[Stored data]
## start
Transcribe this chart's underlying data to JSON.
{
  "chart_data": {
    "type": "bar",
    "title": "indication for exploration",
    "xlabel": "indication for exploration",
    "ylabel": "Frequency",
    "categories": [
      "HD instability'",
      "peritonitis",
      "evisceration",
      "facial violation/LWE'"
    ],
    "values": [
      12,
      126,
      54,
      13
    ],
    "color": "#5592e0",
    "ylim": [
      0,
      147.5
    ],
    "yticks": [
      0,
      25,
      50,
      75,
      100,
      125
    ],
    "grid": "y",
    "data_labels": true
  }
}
## end
## start
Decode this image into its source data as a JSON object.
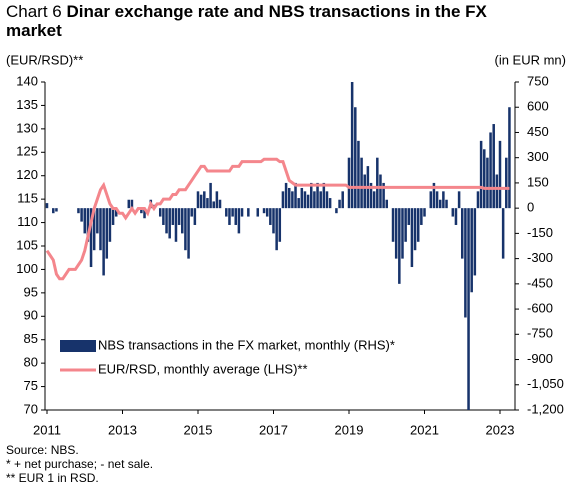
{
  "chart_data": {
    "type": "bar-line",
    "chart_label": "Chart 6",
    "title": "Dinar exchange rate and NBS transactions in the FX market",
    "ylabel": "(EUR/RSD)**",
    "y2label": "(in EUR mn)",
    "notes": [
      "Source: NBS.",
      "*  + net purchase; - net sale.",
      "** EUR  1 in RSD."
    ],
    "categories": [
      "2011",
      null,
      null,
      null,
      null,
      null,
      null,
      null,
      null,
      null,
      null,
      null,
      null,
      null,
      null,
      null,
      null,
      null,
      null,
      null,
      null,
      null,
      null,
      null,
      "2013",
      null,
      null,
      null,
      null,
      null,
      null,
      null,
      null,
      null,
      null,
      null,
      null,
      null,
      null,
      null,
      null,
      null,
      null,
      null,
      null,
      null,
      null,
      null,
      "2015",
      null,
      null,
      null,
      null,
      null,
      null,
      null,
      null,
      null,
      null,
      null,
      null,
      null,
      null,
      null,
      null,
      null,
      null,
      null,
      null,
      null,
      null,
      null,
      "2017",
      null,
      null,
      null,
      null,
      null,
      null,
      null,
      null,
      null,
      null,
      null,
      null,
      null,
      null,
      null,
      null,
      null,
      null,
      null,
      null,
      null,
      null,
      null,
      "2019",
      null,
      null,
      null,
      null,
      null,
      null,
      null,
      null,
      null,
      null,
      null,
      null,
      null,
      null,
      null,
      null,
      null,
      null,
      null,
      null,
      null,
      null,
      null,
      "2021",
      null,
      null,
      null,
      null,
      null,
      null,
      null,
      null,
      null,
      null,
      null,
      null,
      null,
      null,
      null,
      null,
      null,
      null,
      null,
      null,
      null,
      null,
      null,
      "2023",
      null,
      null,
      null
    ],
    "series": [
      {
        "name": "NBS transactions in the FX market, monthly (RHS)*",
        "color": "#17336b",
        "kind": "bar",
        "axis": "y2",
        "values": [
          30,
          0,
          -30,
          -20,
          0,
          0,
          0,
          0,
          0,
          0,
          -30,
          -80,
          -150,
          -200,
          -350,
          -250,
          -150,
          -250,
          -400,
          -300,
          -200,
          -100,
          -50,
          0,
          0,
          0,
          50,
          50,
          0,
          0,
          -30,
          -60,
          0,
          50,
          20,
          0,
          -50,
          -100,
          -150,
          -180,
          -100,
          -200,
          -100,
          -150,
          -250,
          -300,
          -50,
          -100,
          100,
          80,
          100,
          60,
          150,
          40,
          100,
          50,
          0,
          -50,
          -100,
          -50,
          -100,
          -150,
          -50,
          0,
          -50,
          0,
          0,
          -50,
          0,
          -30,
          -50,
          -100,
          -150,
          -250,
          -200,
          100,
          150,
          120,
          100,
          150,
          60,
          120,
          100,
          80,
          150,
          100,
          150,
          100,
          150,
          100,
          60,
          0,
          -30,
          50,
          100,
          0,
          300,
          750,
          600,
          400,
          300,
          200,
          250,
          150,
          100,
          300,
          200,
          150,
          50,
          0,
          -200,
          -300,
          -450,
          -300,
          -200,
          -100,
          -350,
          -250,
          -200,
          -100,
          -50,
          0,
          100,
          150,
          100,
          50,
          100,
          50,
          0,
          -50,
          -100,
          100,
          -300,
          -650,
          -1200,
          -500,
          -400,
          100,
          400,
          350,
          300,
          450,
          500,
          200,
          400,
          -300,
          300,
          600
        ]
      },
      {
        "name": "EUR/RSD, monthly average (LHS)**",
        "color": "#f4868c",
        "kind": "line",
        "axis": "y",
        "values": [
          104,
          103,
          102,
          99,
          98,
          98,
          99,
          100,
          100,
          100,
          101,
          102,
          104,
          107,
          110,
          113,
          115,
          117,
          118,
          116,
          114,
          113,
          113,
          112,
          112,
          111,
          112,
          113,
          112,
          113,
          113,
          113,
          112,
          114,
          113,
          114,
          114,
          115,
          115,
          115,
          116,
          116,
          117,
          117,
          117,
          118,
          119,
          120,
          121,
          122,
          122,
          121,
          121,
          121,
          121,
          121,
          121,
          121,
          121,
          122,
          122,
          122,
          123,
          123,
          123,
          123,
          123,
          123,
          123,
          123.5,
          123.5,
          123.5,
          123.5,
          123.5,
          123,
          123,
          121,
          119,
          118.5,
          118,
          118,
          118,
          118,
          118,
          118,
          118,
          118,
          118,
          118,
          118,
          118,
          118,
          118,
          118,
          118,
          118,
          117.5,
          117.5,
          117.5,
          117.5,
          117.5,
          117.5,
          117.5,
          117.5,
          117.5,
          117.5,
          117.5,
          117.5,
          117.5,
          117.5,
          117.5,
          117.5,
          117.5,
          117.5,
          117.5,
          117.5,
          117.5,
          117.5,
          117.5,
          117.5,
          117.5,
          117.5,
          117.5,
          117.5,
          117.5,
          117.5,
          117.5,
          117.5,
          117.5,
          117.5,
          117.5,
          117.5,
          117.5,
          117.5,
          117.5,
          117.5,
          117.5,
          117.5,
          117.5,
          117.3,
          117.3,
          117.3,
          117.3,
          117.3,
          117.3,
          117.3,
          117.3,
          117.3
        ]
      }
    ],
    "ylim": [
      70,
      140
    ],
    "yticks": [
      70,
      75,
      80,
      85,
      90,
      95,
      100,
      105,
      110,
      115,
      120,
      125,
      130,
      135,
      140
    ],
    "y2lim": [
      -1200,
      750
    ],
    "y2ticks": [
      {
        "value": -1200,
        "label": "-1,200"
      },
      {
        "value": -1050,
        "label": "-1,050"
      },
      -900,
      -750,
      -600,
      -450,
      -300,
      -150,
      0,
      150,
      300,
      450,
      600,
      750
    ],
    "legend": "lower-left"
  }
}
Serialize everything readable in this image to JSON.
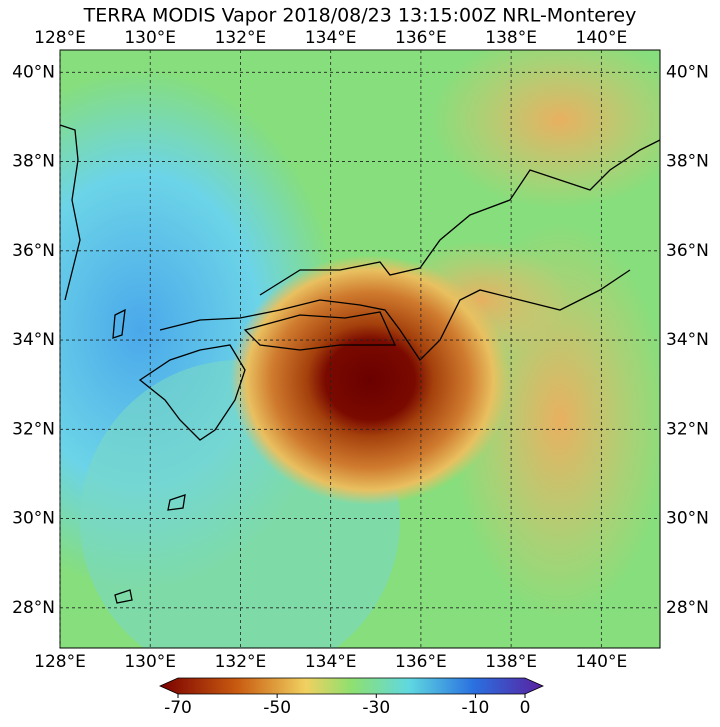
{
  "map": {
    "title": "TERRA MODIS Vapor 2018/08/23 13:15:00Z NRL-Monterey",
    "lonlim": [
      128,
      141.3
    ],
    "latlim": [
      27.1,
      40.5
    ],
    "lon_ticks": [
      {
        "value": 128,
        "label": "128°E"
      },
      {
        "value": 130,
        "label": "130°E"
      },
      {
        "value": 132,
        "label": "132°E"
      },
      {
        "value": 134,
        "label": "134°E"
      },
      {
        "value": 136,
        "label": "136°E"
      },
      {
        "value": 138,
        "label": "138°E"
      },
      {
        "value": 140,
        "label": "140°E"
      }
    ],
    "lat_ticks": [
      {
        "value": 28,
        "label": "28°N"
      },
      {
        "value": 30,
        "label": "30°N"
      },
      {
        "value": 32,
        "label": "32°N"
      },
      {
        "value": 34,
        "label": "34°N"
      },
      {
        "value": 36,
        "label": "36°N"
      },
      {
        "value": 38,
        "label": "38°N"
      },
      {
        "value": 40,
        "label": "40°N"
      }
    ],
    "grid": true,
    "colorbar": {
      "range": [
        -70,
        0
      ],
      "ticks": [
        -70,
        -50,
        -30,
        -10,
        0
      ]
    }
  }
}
## end
Written problem: Every line that holds the string "JSON" should be returned.

Answer to this task:
Transcribe this chart's underlying data to JSON.
Decode this image into its source data as a JSON object.
Serialize everything readable in this image to JSON.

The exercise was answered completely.